[Stored data]
* * * * *

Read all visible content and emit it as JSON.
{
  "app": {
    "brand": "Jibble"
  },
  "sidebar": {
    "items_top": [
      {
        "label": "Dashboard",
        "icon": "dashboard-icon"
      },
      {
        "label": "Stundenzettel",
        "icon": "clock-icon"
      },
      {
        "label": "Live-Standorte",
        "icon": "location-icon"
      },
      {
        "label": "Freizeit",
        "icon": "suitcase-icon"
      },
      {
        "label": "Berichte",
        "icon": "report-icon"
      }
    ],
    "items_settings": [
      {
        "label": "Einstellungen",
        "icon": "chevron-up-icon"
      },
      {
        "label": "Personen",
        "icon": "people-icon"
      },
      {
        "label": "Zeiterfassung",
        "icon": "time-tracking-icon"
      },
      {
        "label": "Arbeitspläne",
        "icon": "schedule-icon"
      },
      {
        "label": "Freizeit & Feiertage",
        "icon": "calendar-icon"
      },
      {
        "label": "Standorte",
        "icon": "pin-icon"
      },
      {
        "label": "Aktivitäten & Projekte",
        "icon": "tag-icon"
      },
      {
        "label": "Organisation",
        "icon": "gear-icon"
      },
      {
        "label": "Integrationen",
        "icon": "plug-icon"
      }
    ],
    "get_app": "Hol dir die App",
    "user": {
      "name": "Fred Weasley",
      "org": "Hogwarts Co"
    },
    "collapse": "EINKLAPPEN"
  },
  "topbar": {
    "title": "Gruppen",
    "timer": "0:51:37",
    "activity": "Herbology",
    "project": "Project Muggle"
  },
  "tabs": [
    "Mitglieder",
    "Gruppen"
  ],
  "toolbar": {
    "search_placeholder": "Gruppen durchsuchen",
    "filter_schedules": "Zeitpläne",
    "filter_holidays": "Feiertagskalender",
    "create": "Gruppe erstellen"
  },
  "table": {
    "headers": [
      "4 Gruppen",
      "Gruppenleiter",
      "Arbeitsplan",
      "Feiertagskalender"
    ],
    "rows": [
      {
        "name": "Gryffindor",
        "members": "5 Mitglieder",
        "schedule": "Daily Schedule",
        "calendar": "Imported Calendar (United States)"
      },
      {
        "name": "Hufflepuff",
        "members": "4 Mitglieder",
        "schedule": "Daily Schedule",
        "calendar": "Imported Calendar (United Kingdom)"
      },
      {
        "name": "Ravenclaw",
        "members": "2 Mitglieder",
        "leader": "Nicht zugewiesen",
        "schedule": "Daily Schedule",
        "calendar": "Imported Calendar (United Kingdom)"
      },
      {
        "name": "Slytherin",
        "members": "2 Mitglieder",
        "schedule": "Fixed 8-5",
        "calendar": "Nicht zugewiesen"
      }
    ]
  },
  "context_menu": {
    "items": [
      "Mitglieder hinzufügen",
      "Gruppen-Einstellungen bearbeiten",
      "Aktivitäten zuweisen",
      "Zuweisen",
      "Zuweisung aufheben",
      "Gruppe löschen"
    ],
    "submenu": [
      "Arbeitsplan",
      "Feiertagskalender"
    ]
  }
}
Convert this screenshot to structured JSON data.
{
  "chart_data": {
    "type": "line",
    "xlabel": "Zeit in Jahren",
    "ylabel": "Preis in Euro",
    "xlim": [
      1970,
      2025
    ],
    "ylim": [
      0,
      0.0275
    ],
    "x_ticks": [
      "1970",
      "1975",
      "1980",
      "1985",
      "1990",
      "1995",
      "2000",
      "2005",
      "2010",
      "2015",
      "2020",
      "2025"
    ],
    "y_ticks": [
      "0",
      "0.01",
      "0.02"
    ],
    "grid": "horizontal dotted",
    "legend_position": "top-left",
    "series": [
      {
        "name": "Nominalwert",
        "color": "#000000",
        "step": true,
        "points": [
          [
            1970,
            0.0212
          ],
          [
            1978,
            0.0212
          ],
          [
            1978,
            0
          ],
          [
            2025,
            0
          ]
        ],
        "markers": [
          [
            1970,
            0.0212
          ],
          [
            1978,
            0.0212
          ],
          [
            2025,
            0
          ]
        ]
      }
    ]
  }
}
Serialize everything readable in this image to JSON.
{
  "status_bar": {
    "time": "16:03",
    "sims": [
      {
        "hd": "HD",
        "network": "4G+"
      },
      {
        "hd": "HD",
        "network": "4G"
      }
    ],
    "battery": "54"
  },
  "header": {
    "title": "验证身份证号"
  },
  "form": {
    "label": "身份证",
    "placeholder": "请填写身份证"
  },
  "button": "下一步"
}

* * * * *

Your task is to collect every line above that contains the word "Standorte".

        "label": "Live-Standorte",
        "label": "Standorte",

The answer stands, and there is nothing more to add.